WHAT YOU WILL DO:
Of the lines in the entries below, state how many hold the word "Təxirə". Say nothing else.

SOURCE MATERIAL:

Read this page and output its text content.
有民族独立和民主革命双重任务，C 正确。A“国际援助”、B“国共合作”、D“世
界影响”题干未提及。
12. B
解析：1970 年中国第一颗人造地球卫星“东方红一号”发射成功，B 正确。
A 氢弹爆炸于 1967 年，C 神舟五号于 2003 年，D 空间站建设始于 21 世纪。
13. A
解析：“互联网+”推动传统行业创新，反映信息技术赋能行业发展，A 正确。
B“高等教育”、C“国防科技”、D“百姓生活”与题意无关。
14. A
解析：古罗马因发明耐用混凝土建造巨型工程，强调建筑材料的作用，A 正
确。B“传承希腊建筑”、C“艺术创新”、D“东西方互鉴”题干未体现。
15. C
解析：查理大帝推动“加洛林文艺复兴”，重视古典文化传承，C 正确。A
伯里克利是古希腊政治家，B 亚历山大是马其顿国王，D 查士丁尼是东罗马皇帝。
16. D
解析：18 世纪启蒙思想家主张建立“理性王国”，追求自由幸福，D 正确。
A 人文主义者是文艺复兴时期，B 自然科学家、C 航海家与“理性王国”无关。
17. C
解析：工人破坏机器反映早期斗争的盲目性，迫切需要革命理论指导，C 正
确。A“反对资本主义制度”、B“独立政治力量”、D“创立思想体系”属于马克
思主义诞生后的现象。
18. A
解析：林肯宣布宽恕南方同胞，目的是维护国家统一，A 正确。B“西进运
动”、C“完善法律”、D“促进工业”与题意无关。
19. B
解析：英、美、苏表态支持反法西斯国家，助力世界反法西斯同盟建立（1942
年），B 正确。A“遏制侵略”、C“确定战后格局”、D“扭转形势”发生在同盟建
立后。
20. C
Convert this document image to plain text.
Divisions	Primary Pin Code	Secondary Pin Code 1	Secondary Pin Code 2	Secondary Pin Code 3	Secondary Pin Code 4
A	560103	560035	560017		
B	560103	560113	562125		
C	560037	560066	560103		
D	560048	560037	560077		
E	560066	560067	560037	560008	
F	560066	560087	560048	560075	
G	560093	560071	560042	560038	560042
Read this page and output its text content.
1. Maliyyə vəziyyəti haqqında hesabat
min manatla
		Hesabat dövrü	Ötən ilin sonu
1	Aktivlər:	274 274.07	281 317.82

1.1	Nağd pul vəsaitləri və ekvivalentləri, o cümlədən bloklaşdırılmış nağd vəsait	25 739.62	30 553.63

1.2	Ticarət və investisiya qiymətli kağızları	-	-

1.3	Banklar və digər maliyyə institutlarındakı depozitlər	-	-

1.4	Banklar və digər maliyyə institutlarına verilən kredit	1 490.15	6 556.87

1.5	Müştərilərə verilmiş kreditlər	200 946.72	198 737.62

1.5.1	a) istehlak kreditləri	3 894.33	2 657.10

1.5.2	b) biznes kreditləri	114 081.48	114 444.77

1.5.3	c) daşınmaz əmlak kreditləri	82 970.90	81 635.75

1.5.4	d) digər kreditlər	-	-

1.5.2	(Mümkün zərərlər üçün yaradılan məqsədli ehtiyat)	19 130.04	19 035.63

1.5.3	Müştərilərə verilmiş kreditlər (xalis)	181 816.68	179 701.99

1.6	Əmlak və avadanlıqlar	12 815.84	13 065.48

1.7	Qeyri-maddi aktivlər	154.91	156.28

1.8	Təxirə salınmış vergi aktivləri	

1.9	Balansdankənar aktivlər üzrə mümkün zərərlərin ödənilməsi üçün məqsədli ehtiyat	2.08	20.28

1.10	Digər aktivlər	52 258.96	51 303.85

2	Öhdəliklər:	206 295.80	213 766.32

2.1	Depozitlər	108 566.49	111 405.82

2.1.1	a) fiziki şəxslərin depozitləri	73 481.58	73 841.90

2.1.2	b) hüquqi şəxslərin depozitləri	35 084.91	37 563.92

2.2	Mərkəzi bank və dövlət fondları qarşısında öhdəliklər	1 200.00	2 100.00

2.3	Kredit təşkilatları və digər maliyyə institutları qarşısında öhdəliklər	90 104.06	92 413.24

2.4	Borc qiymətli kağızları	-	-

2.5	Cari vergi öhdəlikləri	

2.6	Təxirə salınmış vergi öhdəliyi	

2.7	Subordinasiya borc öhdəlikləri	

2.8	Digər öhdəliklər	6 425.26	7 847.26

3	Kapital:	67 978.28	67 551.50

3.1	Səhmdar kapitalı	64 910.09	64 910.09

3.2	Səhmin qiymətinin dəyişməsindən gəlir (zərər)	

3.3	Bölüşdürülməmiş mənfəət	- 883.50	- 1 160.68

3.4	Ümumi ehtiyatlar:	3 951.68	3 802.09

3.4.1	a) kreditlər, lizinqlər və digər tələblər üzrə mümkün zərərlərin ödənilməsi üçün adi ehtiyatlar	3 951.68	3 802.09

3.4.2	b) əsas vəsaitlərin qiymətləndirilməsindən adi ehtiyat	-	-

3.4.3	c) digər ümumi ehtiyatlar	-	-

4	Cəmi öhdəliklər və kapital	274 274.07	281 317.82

FULL SOLUTION:
2